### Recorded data
• • •

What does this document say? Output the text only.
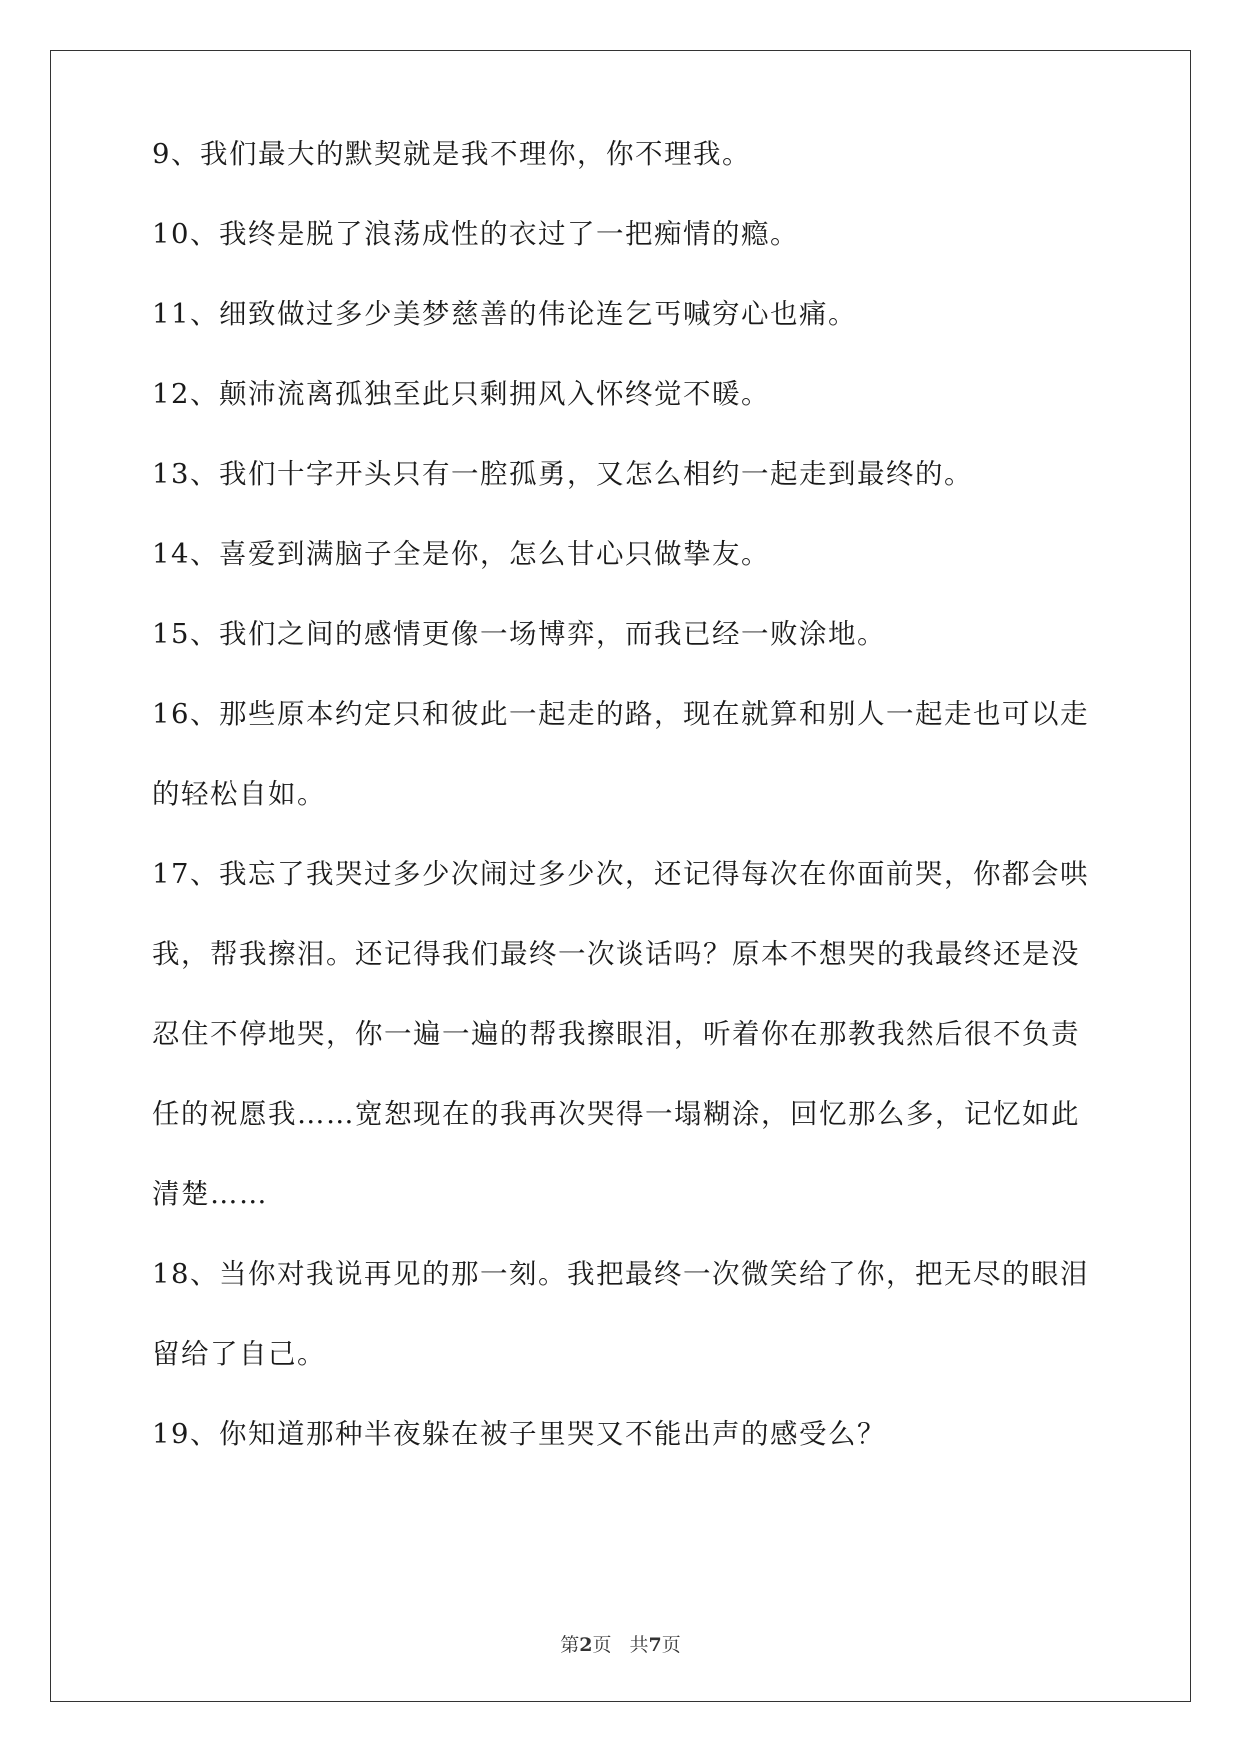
9、我们最大的默契就是我不理你，你不理我。

10、我终是脱了浪荡成性的衣过了一把痴情的瘾。

11、细致做过多少美梦慈善的伟论连乞丐喊穷心也痛。

12、颠沛流离孤独至此只剩拥风入怀终觉不暖。

13、我们十字开头只有一腔孤勇，又怎么相约一起走到最终的。

14、喜爱到满脑子全是你，怎么甘心只做挚友。

15、我们之间的感情更像一场博弈，而我已经一败涂地。

16、那些原本约定只和彼此一起走的路，现在就算和别人一起走也可以走的轻松自如。

17、我忘了我哭过多少次闹过多少次，还记得每次在你面前哭，你都会哄我，帮我擦泪。还记得我们最终一次谈话吗？原本不想哭的我最终还是没忍住不停地哭，你一遍一遍的帮我擦眼泪，听着你在那教我然后很不负责任的祝愿我……宽恕现在的我再次哭得一塌糊涂，回忆那么多，记忆如此清楚……

18、当你对我说再见的那一刻。我把最终一次微笑给了你，把无尽的眼泪留给了自己。

19、你知道那种半夜躲在被子里哭又不能出声的感受么？

第2页 共7页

• • •

### Problem details
Quote all of the entries word for word, omitting any pictures.

### Complete answer
What does this document say? Output the text only.
9、我们最大的默契就是我不理你，你不理我。

10、我终是脱了浪荡成性的衣过了一把痴情的瘾。

11、细致做过多少美梦慈善的伟论连乞丐喊穷心也痛。

12、颠沛流离孤独至此只剩拥风入怀终觉不暖。

13、我们十字开头只有一腔孤勇，又怎么相约一起走到最终的。

14、喜爱到满脑子全是你，怎么甘心只做挚友。

15、我们之间的感情更像一场博弈，而我已经一败涂地。

16、那些原本约定只和彼此一起走的路，现在就算和别人一起走也可以走的轻松自如。

17、我忘了我哭过多少次闹过多少次，还记得每次在你面前哭，你都会哄我，帮我擦泪。还记得我们最终一次谈话吗？原本不想哭的我最终还是没忍住不停地哭，你一遍一遍的帮我擦眼泪，听着你在那教我然后很不负责任的祝愿我……宽恕现在的我再次哭得一塌糊涂，回忆那么多，记忆如此清楚……

18、当你对我说再见的那一刻。我把最终一次微笑给了你，把无尽的眼泪留给了自己。

19、你知道那种半夜躲在被子里哭又不能出声的感受么？

第2页 共7页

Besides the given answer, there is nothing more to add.